— Start of INPUT DATA —

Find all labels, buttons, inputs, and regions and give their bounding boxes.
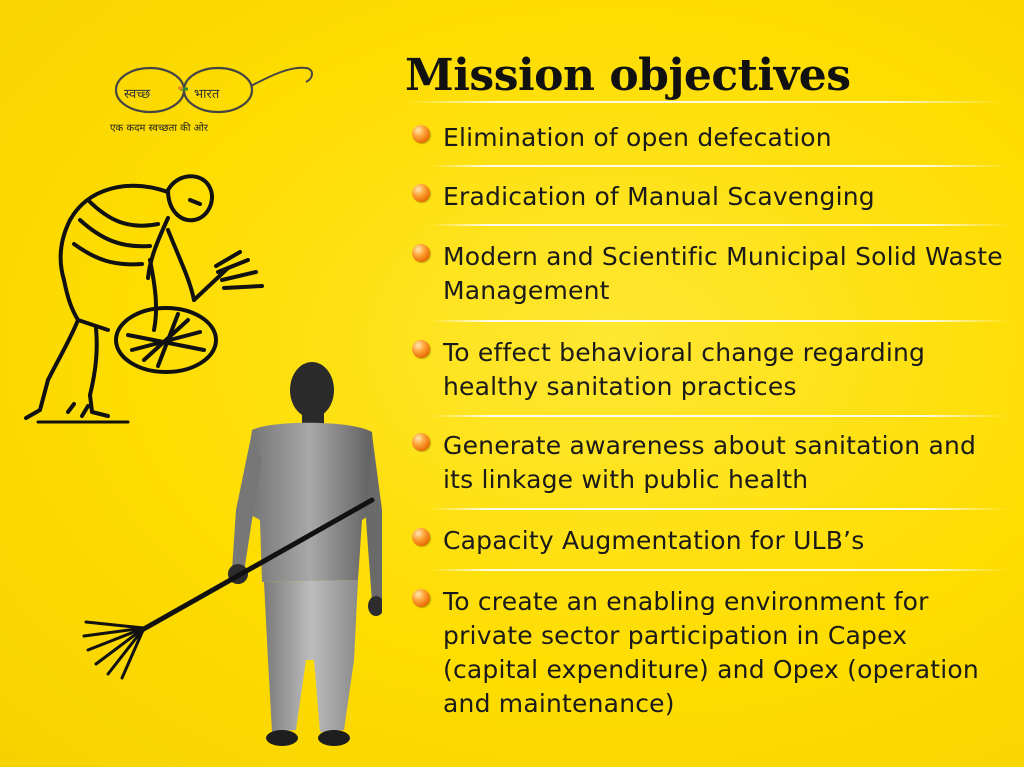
divider <box>430 165 1010 167</box>
objective-text: Generate awareness about sanitation and … <box>443 429 1008 497</box>
orange-bullet-icon <box>412 244 430 262</box>
orange-bullet-icon <box>412 433 430 451</box>
objective-text: To effect behavioral change regarding he… <box>443 336 1008 404</box>
divider <box>430 224 1010 226</box>
objective-text: Capacity Augmentation for ULB’s <box>443 524 1008 558</box>
orange-bullet-icon <box>412 125 430 143</box>
objective-text: Modern and Scientific Municipal Solid Wa… <box>443 240 1008 308</box>
objective-text: Elimination of open defecation <box>443 121 1008 155</box>
orange-bullet-icon <box>412 589 430 607</box>
orange-bullet-icon <box>412 340 430 358</box>
divider <box>430 320 1010 322</box>
objective-text: To create an enabling environment for pr… <box>443 585 1008 721</box>
orange-bullet-icon <box>412 528 430 546</box>
objective-text: Eradication of Manual Scavenging <box>443 180 1008 214</box>
divider <box>430 508 1010 510</box>
divider <box>430 415 1010 417</box>
divider <box>430 569 1010 571</box>
orange-bullet-icon <box>412 184 430 202</box>
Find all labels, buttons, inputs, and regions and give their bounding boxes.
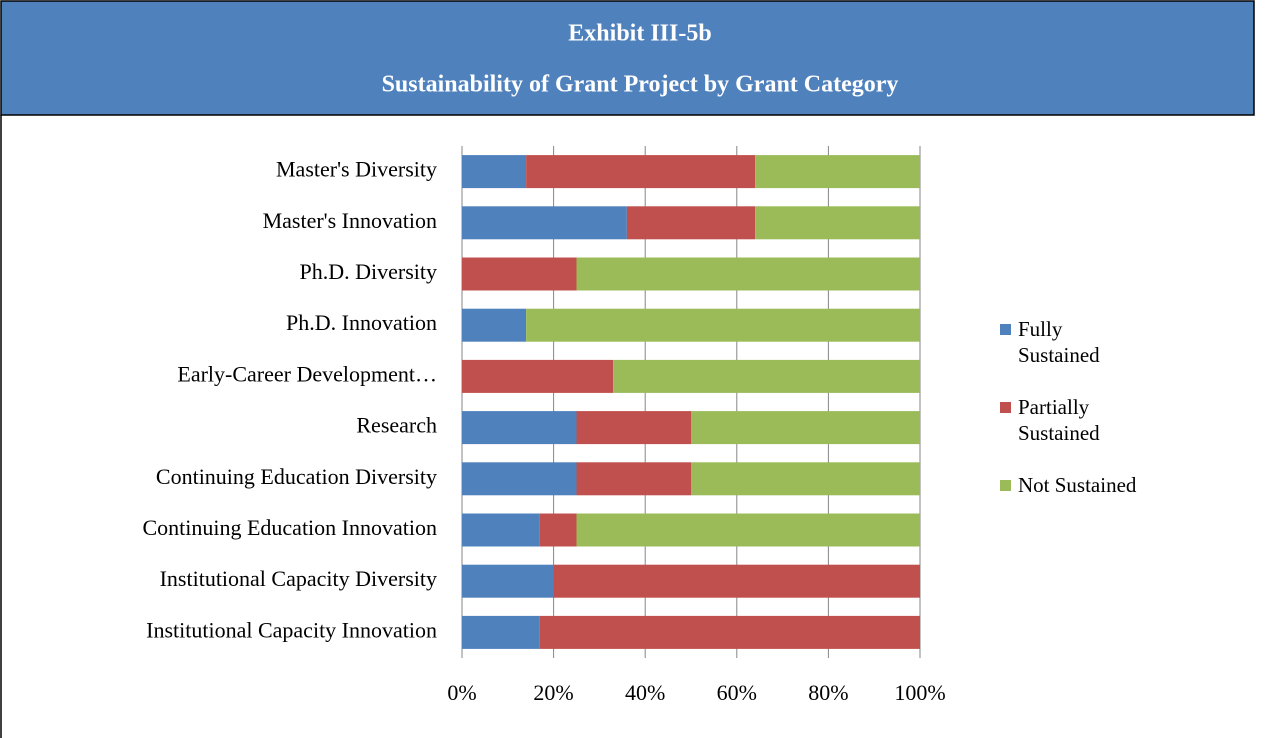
- x-tick-label: 20%: [533, 680, 573, 705]
- bar-segment: [576, 411, 691, 445]
- bar-segment: [755, 155, 920, 189]
- bar-segment: [553, 564, 920, 598]
- bar-segment: [691, 411, 920, 445]
- bar-segment: [462, 308, 527, 342]
- legend-item: Partially Sustained: [1000, 394, 1138, 446]
- bar-segment: [539, 513, 577, 547]
- legend-label: Fully Sustained: [1018, 317, 1100, 367]
- bar-segment: [462, 462, 577, 496]
- legend-swatch: [1000, 402, 1011, 413]
- x-tick-label: 80%: [808, 680, 848, 705]
- legend-item: Fully Sustained: [1000, 316, 1138, 368]
- bar-segment: [462, 615, 540, 649]
- y-tick-label: Continuing Education Innovation: [142, 515, 437, 540]
- bar-segment: [613, 359, 920, 393]
- legend-swatch: [1000, 324, 1011, 335]
- y-tick-label: Ph.D. Diversity: [300, 259, 438, 284]
- legend-label: Partially Sustained: [1018, 395, 1100, 445]
- bar-segment: [462, 257, 577, 291]
- chart-subtitle: Sustainability of Grant Project by Grant…: [382, 72, 899, 98]
- legend-item: Not Sustained: [1000, 472, 1138, 498]
- x-tick-label: 60%: [717, 680, 757, 705]
- bar-segment: [526, 308, 920, 342]
- x-tick-label: 100%: [894, 680, 945, 705]
- bar-segment: [576, 462, 691, 496]
- y-tick-label: Ph.D. Innovation: [286, 310, 437, 335]
- bar-segment: [755, 206, 920, 240]
- x-tick-label: 0%: [447, 680, 476, 705]
- bar-segment: [576, 257, 920, 291]
- bar-segment: [462, 564, 554, 598]
- header-band: [0, 0, 1255, 116]
- legend-label: Not Sustained: [1018, 473, 1137, 497]
- legend-swatch: [1000, 480, 1011, 491]
- bar-segment: [462, 206, 627, 240]
- bar-segment: [462, 411, 577, 445]
- y-tick-label: Master's Innovation: [263, 208, 437, 233]
- bar-segment: [691, 462, 920, 496]
- y-tick-label: Early-Career Development…: [177, 361, 437, 386]
- bar-segment: [462, 359, 614, 393]
- y-tick-label: Master's Diversity: [276, 157, 437, 182]
- bar-segment: [526, 155, 756, 189]
- x-tick-label: 40%: [625, 680, 665, 705]
- y-tick-label: Institutional Capacity Innovation: [146, 617, 437, 642]
- bar-segment: [576, 513, 920, 547]
- y-tick-label: Continuing Education Diversity: [156, 464, 437, 489]
- y-tick-label: Institutional Capacity Diversity: [160, 566, 437, 591]
- chart-title: Exhibit III-5b: [568, 21, 711, 47]
- bar-segment: [539, 615, 920, 649]
- bar-segment: [626, 206, 756, 240]
- bar-segment: [462, 155, 527, 189]
- y-tick-label: Research: [356, 413, 437, 438]
- bar-segment: [462, 513, 540, 547]
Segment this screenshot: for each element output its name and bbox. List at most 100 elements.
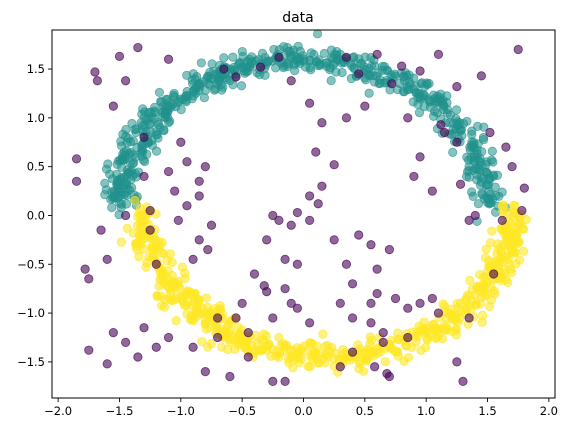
data-point-series-2 xyxy=(415,298,425,308)
data-point-series-1 xyxy=(274,332,284,342)
data-point-series-1 xyxy=(167,270,177,281)
x-tick-label: −1.5 xyxy=(106,404,134,418)
data-point-series-0 xyxy=(476,177,486,187)
data-point-series-2 xyxy=(329,235,339,245)
data-point-series-2 xyxy=(452,82,462,92)
data-point-series-1 xyxy=(190,294,200,304)
data-point-series-0 xyxy=(236,81,247,91)
data-point-series-0 xyxy=(488,171,499,181)
data-point-series-2 xyxy=(92,76,102,86)
data-point-series-2 xyxy=(305,215,315,225)
data-point-series-1 xyxy=(116,237,126,247)
data-point-series-2 xyxy=(182,157,192,167)
data-point-series-2 xyxy=(133,352,143,362)
data-point-series-0 xyxy=(127,118,137,129)
data-point-series-2 xyxy=(415,152,425,162)
data-point-series-2 xyxy=(341,113,352,123)
data-point-series-2 xyxy=(200,367,210,377)
data-point-series-2 xyxy=(452,357,462,367)
data-point-series-1 xyxy=(513,218,523,229)
data-point-series-1 xyxy=(164,294,174,304)
data-point-series-2 xyxy=(163,166,174,177)
data-point-series-0 xyxy=(319,48,330,59)
data-point-series-2 xyxy=(213,313,223,323)
data-point-series-1 xyxy=(353,340,363,350)
data-point-series-2 xyxy=(341,52,352,62)
data-point-series-2 xyxy=(372,288,382,299)
data-point-series-1 xyxy=(196,309,206,319)
data-point-series-2 xyxy=(513,44,523,55)
data-point-series-1 xyxy=(318,329,328,339)
data-point-series-0 xyxy=(439,101,449,111)
data-point-series-2 xyxy=(71,176,82,186)
data-point-series-0 xyxy=(110,188,120,198)
data-point-series-0 xyxy=(146,107,156,117)
data-point-series-0 xyxy=(279,42,289,52)
data-point-series-2 xyxy=(108,101,118,111)
data-point-series-0 xyxy=(240,68,250,78)
data-point-series-2 xyxy=(305,98,315,108)
data-point-series-0 xyxy=(364,88,374,98)
data-point-series-0 xyxy=(121,199,132,209)
data-point-series-1 xyxy=(391,346,402,356)
data-point-series-2 xyxy=(145,225,155,235)
data-point-series-2 xyxy=(194,176,204,186)
data-point-series-0 xyxy=(414,108,425,118)
x-tick-label: 2.0 xyxy=(540,404,558,418)
data-point-series-2 xyxy=(151,342,161,352)
data-point-series-0 xyxy=(217,85,227,95)
data-point-series-2 xyxy=(464,313,474,323)
data-point-series-1 xyxy=(294,353,304,363)
data-point-series-0 xyxy=(100,178,110,188)
data-point-series-2 xyxy=(121,76,131,86)
data-point-series-0 xyxy=(165,116,175,126)
data-point-series-1 xyxy=(284,358,294,368)
data-point-series-1 xyxy=(147,243,158,253)
data-point-series-1 xyxy=(141,262,151,272)
data-point-series-0 xyxy=(128,150,138,160)
data-point-series-1 xyxy=(496,254,506,264)
data-point-series-0 xyxy=(355,58,365,69)
data-point-series-2 xyxy=(262,235,272,245)
data-point-series-2 xyxy=(366,298,376,308)
data-point-series-2 xyxy=(366,318,376,328)
data-point-series-0 xyxy=(474,165,485,175)
data-point-series-1 xyxy=(509,200,519,210)
data-point-series-2 xyxy=(80,264,90,274)
data-point-series-2 xyxy=(427,293,437,304)
data-point-series-1 xyxy=(485,238,496,248)
data-point-series-1 xyxy=(180,273,190,284)
data-point-series-1 xyxy=(148,252,158,262)
data-point-series-1 xyxy=(503,207,513,217)
data-point-series-2 xyxy=(378,327,388,338)
data-point-series-1 xyxy=(189,316,199,326)
data-point-series-1 xyxy=(156,248,167,258)
data-point-series-1 xyxy=(430,326,440,336)
data-point-series-0 xyxy=(494,191,504,201)
data-point-series-2 xyxy=(292,207,302,218)
data-point-series-2 xyxy=(476,71,486,81)
data-point-series-0 xyxy=(129,158,139,168)
data-point-series-2 xyxy=(360,101,370,111)
data-point-series-2 xyxy=(121,210,131,221)
data-point-series-1 xyxy=(215,300,225,311)
data-point-series-0 xyxy=(420,82,430,92)
data-point-series-0 xyxy=(159,125,169,136)
data-point-series-0 xyxy=(257,48,268,59)
data-point-series-1 xyxy=(131,241,141,252)
y-tick-label: −1.0 xyxy=(17,306,45,320)
data-point-series-2 xyxy=(176,137,186,147)
data-point-series-2 xyxy=(372,264,382,274)
data-point-series-0 xyxy=(103,159,113,169)
data-point-series-1 xyxy=(372,345,382,355)
data-point-series-0 xyxy=(451,105,462,115)
data-point-series-1 xyxy=(481,244,491,254)
x-tick-label: −1.0 xyxy=(167,404,195,418)
data-point-series-0 xyxy=(331,67,341,77)
data-point-series-1 xyxy=(366,335,377,346)
data-point-series-2 xyxy=(390,293,401,304)
axes: −2.0 −1.5 −1.0 −0.5 0.0 0.5 1.0 1.5 2.0 −1.5 −1.0 −… xyxy=(17,29,558,418)
data-point-series-1 xyxy=(159,302,169,312)
data-point-series-1 xyxy=(237,337,248,347)
data-point-series-2 xyxy=(507,162,517,172)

— End of INPUT DATA —

● WRITTEN EXERCISE:
Reproduce verbatim the lines of the items from the line containing "data-point-series-2 xyxy=(415,298,425,308)" through the line containing "data-point-series-2 xyxy=(305,215,315,225)", including both of those lines.

● RESPONSE:
data-point-series-2 xyxy=(415,298,425,308)
data-point-series-1 xyxy=(274,332,284,342)
data-point-series-1 xyxy=(167,270,177,281)
x-tick-label: −1.5 xyxy=(106,404,134,418)
data-point-series-0 xyxy=(476,177,486,187)
data-point-series-2 xyxy=(329,235,339,245)
data-point-series-2 xyxy=(452,82,462,92)
data-point-series-1 xyxy=(190,294,200,304)
data-point-series-0 xyxy=(236,81,247,91)
data-point-series-0 xyxy=(488,171,499,181)
data-point-series-2 xyxy=(92,76,102,86)
data-point-series-2 xyxy=(305,215,315,225)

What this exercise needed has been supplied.